[START DATA LISTING]

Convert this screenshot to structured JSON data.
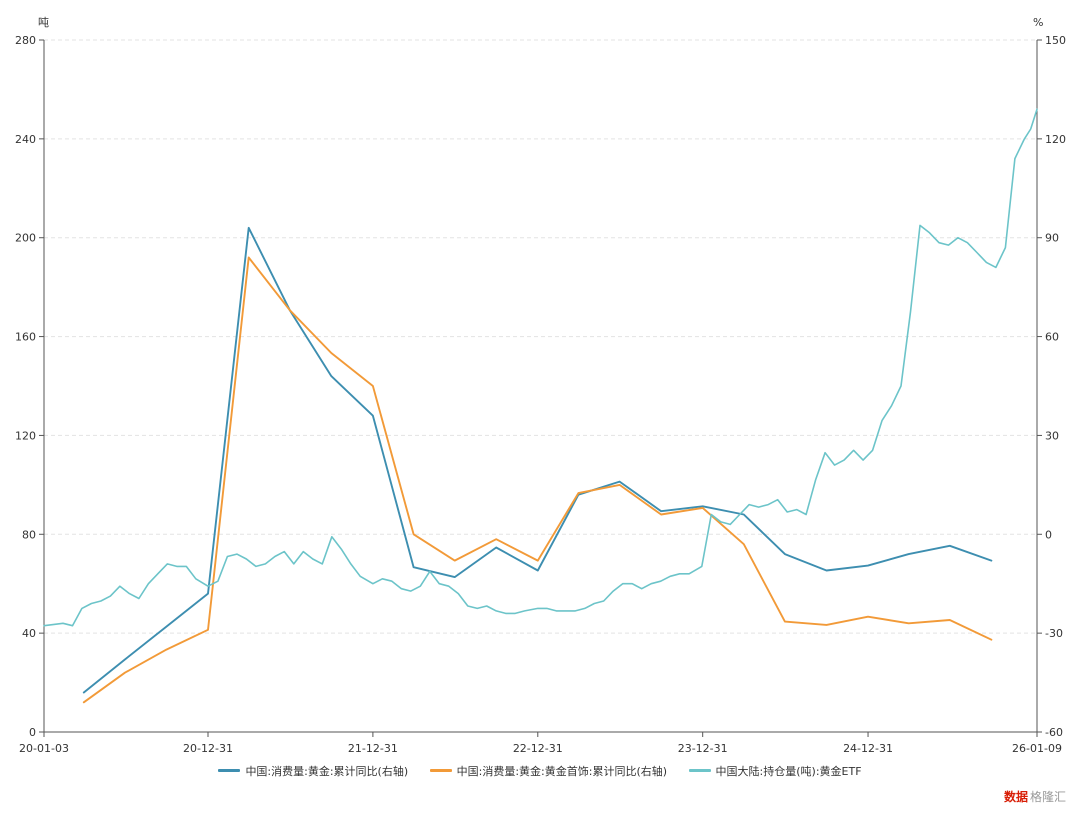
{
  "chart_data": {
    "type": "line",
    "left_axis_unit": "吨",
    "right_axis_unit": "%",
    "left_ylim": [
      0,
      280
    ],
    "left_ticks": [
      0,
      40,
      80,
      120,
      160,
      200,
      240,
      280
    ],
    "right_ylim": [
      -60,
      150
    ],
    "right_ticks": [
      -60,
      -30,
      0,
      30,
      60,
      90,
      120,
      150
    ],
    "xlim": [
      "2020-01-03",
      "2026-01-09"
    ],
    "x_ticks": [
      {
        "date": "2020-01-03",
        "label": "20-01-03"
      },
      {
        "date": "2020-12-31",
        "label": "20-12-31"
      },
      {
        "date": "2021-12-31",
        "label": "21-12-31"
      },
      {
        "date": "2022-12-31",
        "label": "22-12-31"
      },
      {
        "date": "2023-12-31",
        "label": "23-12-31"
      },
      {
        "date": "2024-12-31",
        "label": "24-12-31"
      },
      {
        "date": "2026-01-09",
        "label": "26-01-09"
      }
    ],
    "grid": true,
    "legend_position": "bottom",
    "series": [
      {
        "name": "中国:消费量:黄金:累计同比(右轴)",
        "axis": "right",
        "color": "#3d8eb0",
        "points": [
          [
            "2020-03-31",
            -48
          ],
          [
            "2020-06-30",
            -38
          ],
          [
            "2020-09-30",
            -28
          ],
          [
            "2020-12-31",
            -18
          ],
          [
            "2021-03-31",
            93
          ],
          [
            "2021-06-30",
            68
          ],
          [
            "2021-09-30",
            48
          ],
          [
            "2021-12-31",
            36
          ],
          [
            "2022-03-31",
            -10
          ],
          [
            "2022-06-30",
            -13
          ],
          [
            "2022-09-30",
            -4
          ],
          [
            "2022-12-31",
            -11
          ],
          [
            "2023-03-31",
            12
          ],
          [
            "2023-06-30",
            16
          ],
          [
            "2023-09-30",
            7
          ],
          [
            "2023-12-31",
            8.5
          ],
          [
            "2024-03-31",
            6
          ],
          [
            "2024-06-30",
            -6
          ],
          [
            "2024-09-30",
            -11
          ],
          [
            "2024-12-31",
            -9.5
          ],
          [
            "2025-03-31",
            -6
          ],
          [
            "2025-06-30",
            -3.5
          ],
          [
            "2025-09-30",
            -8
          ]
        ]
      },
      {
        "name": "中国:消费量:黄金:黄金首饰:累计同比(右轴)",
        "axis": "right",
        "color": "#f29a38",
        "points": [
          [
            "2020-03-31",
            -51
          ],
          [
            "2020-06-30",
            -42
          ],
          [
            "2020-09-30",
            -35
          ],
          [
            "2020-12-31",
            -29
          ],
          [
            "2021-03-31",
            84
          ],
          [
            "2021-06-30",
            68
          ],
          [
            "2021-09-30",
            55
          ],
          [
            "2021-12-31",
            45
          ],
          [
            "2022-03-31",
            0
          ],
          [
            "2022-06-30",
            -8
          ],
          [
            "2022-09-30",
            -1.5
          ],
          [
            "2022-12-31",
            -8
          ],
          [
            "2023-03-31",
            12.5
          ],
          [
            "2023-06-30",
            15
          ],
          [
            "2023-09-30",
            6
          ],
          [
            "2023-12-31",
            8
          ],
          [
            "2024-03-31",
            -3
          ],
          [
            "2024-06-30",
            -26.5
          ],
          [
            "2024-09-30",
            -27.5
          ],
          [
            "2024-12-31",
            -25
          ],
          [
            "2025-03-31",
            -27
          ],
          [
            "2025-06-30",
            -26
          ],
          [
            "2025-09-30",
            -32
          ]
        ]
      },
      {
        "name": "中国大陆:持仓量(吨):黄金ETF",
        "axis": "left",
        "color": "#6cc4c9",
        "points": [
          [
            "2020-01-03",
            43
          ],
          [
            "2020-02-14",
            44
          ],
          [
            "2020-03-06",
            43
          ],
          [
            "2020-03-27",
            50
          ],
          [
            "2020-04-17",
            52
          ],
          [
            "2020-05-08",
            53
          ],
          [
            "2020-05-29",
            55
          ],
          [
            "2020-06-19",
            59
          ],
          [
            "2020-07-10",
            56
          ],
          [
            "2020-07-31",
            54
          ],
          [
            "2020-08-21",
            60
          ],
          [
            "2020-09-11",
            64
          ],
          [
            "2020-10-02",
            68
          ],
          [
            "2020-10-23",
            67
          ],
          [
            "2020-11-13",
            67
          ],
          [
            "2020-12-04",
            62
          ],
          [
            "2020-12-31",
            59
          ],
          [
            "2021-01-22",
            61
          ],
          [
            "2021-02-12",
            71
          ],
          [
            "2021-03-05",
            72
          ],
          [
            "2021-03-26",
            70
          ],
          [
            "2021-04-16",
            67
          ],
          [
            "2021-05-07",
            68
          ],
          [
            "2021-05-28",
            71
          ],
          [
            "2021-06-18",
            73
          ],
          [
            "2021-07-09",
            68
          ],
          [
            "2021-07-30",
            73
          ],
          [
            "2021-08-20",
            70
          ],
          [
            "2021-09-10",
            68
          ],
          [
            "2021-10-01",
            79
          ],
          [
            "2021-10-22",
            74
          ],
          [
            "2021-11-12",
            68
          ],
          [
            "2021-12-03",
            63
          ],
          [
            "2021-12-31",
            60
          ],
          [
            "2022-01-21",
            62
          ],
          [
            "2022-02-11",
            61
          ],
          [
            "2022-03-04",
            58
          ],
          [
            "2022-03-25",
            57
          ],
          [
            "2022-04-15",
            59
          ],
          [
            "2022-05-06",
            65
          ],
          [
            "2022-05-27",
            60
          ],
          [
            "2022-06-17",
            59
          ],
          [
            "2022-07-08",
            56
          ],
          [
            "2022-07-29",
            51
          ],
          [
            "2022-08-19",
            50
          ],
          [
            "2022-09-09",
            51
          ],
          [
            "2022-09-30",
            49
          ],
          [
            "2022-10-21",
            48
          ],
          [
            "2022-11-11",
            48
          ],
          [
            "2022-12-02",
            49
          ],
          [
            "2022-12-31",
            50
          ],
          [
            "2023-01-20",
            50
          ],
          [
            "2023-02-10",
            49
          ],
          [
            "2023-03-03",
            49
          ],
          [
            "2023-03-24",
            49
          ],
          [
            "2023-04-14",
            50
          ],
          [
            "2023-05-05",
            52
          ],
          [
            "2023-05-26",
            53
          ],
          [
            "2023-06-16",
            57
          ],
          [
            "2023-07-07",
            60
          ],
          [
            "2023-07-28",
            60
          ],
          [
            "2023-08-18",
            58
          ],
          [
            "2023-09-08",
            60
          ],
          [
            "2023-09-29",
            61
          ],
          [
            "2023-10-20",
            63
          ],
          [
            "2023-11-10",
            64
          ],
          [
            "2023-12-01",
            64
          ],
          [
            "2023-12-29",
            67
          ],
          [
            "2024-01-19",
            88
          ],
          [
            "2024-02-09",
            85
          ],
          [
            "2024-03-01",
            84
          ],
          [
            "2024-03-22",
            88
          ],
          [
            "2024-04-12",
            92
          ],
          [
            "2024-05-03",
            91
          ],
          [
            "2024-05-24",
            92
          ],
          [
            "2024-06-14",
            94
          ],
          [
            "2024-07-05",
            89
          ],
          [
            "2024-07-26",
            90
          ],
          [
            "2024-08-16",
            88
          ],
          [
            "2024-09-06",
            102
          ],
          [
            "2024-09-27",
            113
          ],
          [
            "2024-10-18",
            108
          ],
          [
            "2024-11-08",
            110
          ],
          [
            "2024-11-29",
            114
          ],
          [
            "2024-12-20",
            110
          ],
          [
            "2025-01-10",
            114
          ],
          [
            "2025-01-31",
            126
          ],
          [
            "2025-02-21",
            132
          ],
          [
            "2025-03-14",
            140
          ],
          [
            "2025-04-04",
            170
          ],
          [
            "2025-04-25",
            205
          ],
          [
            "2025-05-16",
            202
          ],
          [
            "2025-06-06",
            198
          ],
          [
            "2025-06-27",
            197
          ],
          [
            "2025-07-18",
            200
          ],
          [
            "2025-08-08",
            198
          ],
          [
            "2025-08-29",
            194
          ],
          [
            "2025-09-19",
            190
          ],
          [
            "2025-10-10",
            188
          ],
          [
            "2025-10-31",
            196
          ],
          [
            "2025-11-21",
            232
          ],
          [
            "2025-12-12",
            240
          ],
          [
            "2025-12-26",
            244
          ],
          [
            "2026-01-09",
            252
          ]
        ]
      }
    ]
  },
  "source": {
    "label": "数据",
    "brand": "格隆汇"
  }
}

[END DATA LISTING]
[START DATA LISTING]

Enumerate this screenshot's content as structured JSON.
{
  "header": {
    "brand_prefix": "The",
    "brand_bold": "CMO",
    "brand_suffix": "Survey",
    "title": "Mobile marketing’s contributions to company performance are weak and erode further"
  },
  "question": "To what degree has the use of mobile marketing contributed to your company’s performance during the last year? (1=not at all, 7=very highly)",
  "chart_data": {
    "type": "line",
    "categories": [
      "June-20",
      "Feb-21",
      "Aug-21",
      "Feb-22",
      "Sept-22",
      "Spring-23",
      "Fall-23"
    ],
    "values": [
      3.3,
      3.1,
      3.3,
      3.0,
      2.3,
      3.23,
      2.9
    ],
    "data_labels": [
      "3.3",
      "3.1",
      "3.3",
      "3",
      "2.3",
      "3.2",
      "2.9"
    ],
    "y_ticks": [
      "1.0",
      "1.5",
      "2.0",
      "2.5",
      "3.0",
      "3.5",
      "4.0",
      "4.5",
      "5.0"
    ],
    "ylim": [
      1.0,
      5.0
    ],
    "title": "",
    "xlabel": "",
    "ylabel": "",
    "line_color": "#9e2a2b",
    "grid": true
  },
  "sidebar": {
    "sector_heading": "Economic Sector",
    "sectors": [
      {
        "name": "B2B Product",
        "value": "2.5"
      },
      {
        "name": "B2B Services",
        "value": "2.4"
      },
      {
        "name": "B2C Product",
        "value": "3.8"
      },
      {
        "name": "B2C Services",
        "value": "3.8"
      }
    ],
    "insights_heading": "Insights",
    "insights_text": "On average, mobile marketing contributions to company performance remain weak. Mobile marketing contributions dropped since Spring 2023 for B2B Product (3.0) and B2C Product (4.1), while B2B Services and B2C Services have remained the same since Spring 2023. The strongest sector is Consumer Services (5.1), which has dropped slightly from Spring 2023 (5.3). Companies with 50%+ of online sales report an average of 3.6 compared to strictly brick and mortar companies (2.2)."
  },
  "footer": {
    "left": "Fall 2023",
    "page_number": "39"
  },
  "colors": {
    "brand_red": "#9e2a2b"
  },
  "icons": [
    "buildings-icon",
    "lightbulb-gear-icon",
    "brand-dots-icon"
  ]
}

[END DATA LISTING]

• **GIVEN PROBLEM**: Gather each line that holds "JSON".

• **WRITTEN SOLUTION**:
Convert this screenshot to structured JSON data.
Enumerate this screenshot's content as structured JSON.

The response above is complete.